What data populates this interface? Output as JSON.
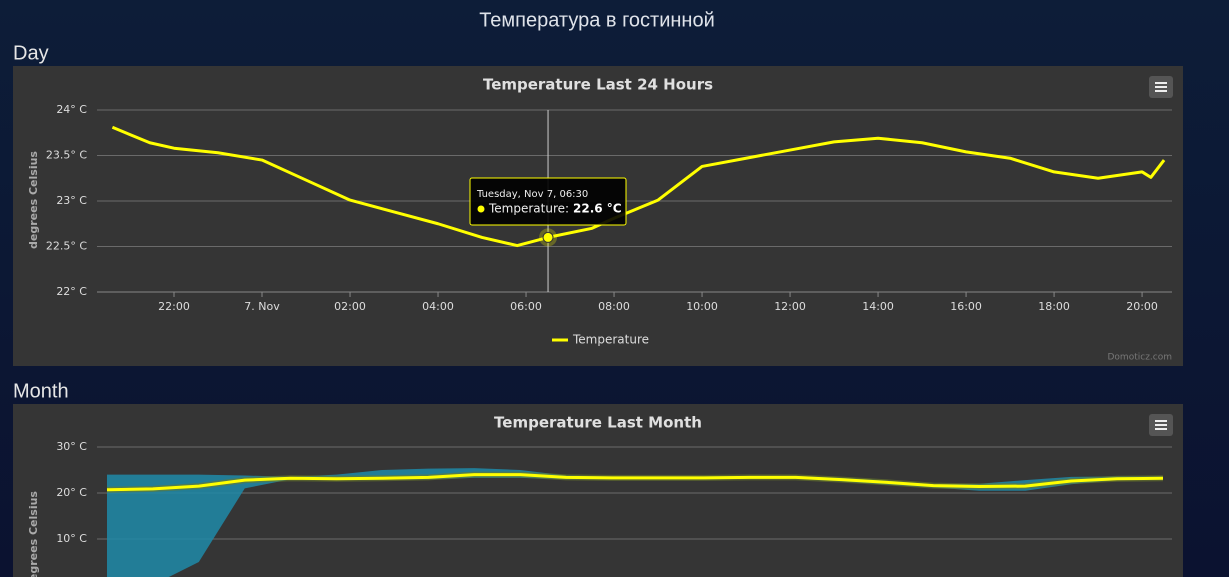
{
  "header": {
    "title": "Температура в гостинной"
  },
  "sections": [
    "Day",
    "Month"
  ],
  "chart_data": [
    {
      "type": "line",
      "title": "Temperature Last 24 Hours",
      "y_label": "degrees Celsius",
      "credit": "Domoticz.com",
      "x": [
        20.6,
        21.45,
        22,
        23,
        24,
        25,
        26,
        27,
        28,
        29,
        29.8,
        30.5,
        31.5,
        32,
        33,
        34,
        35,
        36,
        37,
        38,
        39,
        40,
        41,
        42,
        43,
        44,
        44.2,
        44.5
      ],
      "series": [
        {
          "name": "Temperature",
          "color": "#ffff00",
          "values": [
            23.81,
            23.64,
            23.58,
            23.53,
            23.45,
            23.23,
            23.01,
            22.88,
            22.75,
            22.6,
            22.51,
            22.6,
            22.7,
            22.81,
            23.01,
            23.38,
            23.47,
            23.56,
            23.65,
            23.69,
            23.64,
            23.54,
            23.47,
            23.32,
            23.25,
            23.32,
            23.26,
            23.45
          ]
        }
      ],
      "xlim": [
        20.25,
        44.68
      ],
      "xticks": [
        {
          "value": 22,
          "label": "22:00"
        },
        {
          "value": 24,
          "label": "7. Nov"
        },
        {
          "value": 26,
          "label": "02:00"
        },
        {
          "value": 28,
          "label": "04:00"
        },
        {
          "value": 30,
          "label": "06:00"
        },
        {
          "value": 32,
          "label": "08:00"
        },
        {
          "value": 34,
          "label": "10:00"
        },
        {
          "value": 36,
          "label": "12:00"
        },
        {
          "value": 38,
          "label": "14:00"
        },
        {
          "value": 40,
          "label": "16:00"
        },
        {
          "value": 42,
          "label": "18:00"
        },
        {
          "value": 44,
          "label": "20:00"
        }
      ],
      "ylim": [
        22,
        24
      ],
      "yticks": [
        {
          "value": 22,
          "label": "22° C"
        },
        {
          "value": 22.5,
          "label": "22.5° C"
        },
        {
          "value": 23,
          "label": "23° C"
        },
        {
          "value": 23.5,
          "label": "23.5° C"
        },
        {
          "value": 24,
          "label": "24° C"
        }
      ],
      "grid": true,
      "tooltip": {
        "title": "Tuesday, Nov 7, 06:30",
        "label": "Temperature:",
        "value": "22.6 °C"
      }
    },
    {
      "type": "arearange_line",
      "title": "Temperature Last Month",
      "y_label": "degrees Celsius",
      "categories": [
        null,
        null,
        null,
        null,
        null,
        null,
        null,
        null,
        null,
        null,
        null,
        null,
        null,
        null,
        null,
        null,
        null,
        null,
        null,
        null,
        null,
        null,
        null,
        null
      ],
      "series": [
        {
          "color": "#ffff00",
          "values": [
            20.7,
            20.9,
            21.5,
            22.8,
            23.2,
            23.1,
            23.2,
            23.4,
            24.0,
            24.0,
            23.4,
            23.3,
            23.3,
            23.3,
            23.4,
            23.4,
            22.9,
            22.3,
            21.6,
            21.4,
            21.5,
            22.6,
            23.1,
            23.2
          ]
        }
      ],
      "range": {
        "color": "#1f8aa8",
        "low": [
          0,
          0,
          5,
          21,
          23,
          22.8,
          22.9,
          23,
          23.3,
          23.3,
          23,
          23,
          23,
          23,
          23.1,
          23.1,
          22.5,
          21.8,
          21.2,
          20.5,
          20.5,
          21.9,
          22.8,
          22.9
        ],
        "high": [
          24,
          24,
          24,
          23.8,
          23.5,
          24,
          25,
          25.3,
          25.4,
          25.0,
          23.8,
          23.6,
          23.6,
          23.6,
          23.7,
          23.7,
          23.3,
          22.7,
          21.9,
          22.0,
          22.8,
          23.5,
          23.6,
          23.6
        ]
      },
      "ylim": [
        0,
        30
      ],
      "yticks": [
        {
          "value": 10,
          "label": "10° C"
        },
        {
          "value": 20,
          "label": "20° C"
        },
        {
          "value": 30,
          "label": "30° C"
        }
      ],
      "grid": true
    }
  ]
}
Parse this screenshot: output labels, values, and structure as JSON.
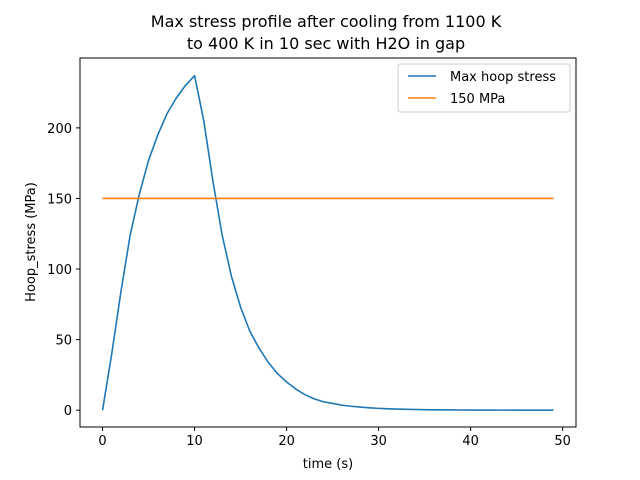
{
  "chart_data": {
    "type": "line",
    "title_lines": [
      "Max stress profile after cooling from 1100 K",
      "to 400 K in 10 sec with H2O in gap"
    ],
    "xlabel": "time (s)",
    "ylabel": "Hoop_stress (MPa)",
    "xlim": [
      -2.45,
      51.45
    ],
    "ylim": [
      -11.9,
      249.5
    ],
    "xticks": [
      0,
      10,
      20,
      30,
      40,
      50
    ],
    "yticks": [
      0,
      50,
      100,
      150,
      200
    ],
    "grid": false,
    "legend_position": "top-right",
    "series": [
      {
        "name": "Max hoop stress",
        "color": "#1f77b4",
        "x": [
          0,
          1,
          2,
          3,
          4,
          5,
          6,
          7,
          8,
          9,
          10,
          11,
          12,
          13,
          14,
          15,
          16,
          17,
          18,
          19,
          20,
          21,
          22,
          23,
          24,
          25,
          26,
          27,
          28,
          29,
          30,
          31,
          32,
          33,
          34,
          35,
          36,
          37,
          38,
          39,
          40,
          41,
          42,
          43,
          44,
          45,
          46,
          47,
          48,
          49
        ],
        "y": [
          0,
          40,
          84,
          124,
          153,
          177,
          195,
          210,
          221,
          230,
          237,
          205,
          162,
          124,
          95,
          73,
          56,
          44,
          34,
          26,
          20,
          15,
          11,
          8,
          6,
          4.8,
          3.6,
          2.8,
          2.2,
          1.7,
          1.3,
          1.0,
          0.8,
          0.6,
          0.5,
          0.4,
          0.3,
          0.25,
          0.2,
          0.15,
          0.12,
          0.1,
          0.08,
          0.06,
          0.05,
          0.04,
          0.03,
          0.02,
          0.02,
          0.01
        ]
      },
      {
        "name": "150 MPa",
        "color": "#ff7f0e",
        "x": [
          0,
          49
        ],
        "y": [
          150,
          150
        ]
      }
    ]
  }
}
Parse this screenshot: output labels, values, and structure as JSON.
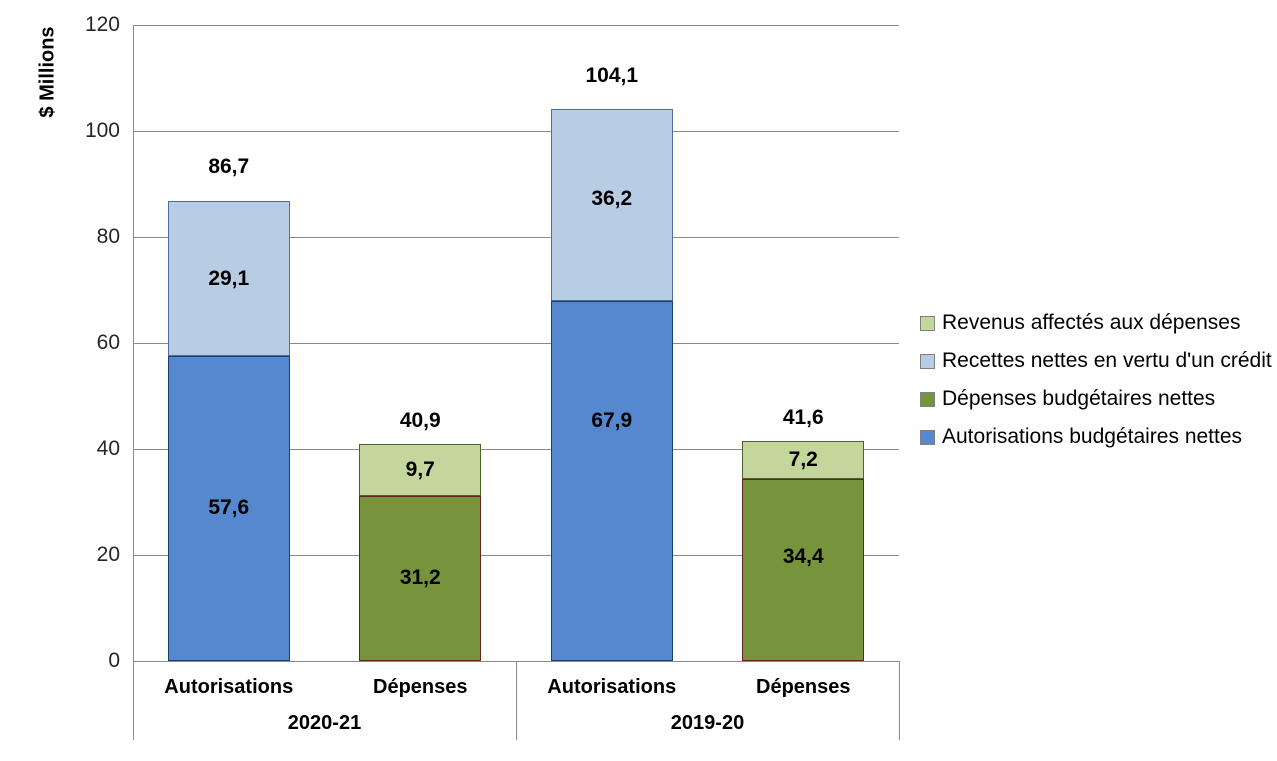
{
  "chart_data": {
    "type": "bar",
    "stacked": true,
    "ylabel": "$ Millions",
    "ylim": [
      0,
      120
    ],
    "yticks": [
      0,
      20,
      40,
      60,
      80,
      100,
      120
    ],
    "grid": true,
    "legend_position": "right",
    "groups": [
      {
        "label": "2020-21",
        "bars": [
          {
            "category": "Autorisations",
            "total": 86.7,
            "total_label": "86,7",
            "total_label_gap": 34,
            "segments": [
              {
                "series": "Autorisations budgétaires nettes",
                "value": 57.6,
                "label": "57,6"
              },
              {
                "series": "Recettes nettes en vertu d'un crédit",
                "value": 29.1,
                "label": "29,1"
              }
            ]
          },
          {
            "category": "Dépenses",
            "total": 40.9,
            "total_label": "40,9",
            "total_label_gap": 23,
            "segments": [
              {
                "series": "Dépenses budgétaires nettes",
                "value": 31.2,
                "label": "31,2"
              },
              {
                "series": "Revenus affectés aux dépenses",
                "value": 9.7,
                "label": "9,7"
              }
            ]
          }
        ]
      },
      {
        "label": "2019-20",
        "bars": [
          {
            "category": "Autorisations",
            "total": 104.1,
            "total_label": "104,1",
            "total_label_gap": 33,
            "segments": [
              {
                "series": "Autorisations budgétaires nettes",
                "value": 67.9,
                "label": "67,9",
                "label_dy": -60
              },
              {
                "series": "Recettes nettes en vertu d'un crédit",
                "value": 36.2,
                "label": "36,2",
                "label_dy": -6
              }
            ]
          },
          {
            "category": "Dépenses",
            "total": 41.6,
            "total_label": "41,6",
            "total_label_gap": 23,
            "segments": [
              {
                "series": "Dépenses budgétaires nettes",
                "value": 34.4,
                "label": "34,4",
                "label_dy": -13
              },
              {
                "series": "Revenus affectés aux dépenses",
                "value": 7.2,
                "label": "7,2"
              }
            ]
          }
        ]
      }
    ],
    "legend": [
      {
        "label": "Revenus affectés aux dépenses",
        "fill": "#c3d69b",
        "border": "#4f6228"
      },
      {
        "label": "Recettes nettes en vertu d'un crédit",
        "fill": "#b8cce4",
        "border": "#4d6e9e"
      },
      {
        "label": "Dépenses budgétaires nettes",
        "fill": "#77933c",
        "border": "#632423"
      },
      {
        "label": "Autorisations budgétaires nettes",
        "fill": "#5588cf",
        "border": "#1c3f6e"
      }
    ],
    "colors": {
      "gridline": "#8a8a8a",
      "axis": "#8a8a8a",
      "tick_text": "#262626",
      "label_text": "#000000"
    }
  }
}
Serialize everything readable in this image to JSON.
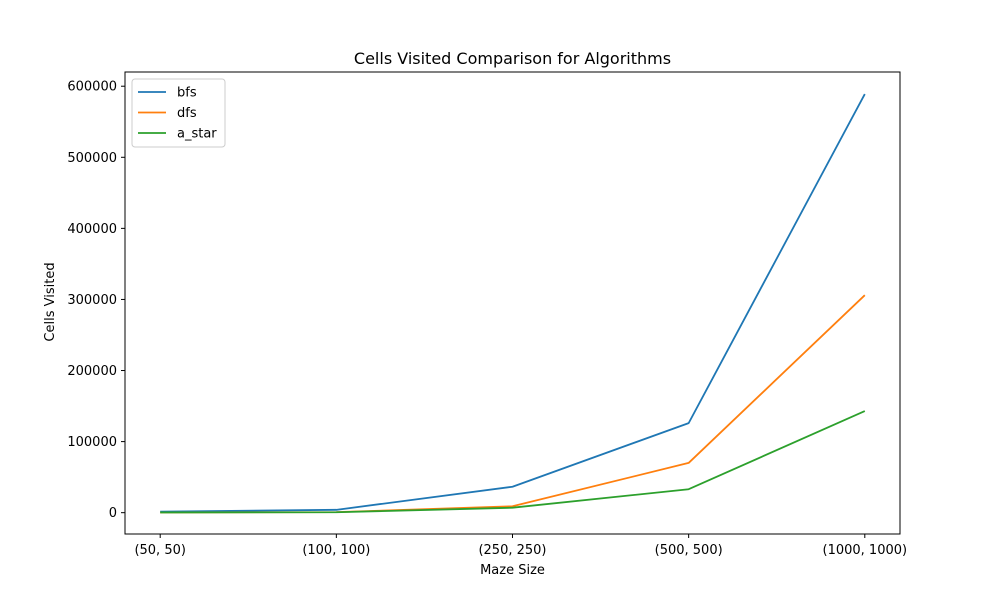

> [Given task]: Sift through the entries and copy every line with "fill".

> [Correct response]:
        "fill": "#c3d69b",
        "fill": "#b8cce4",
        "fill": "#77933c",
        "fill": "#5588cf",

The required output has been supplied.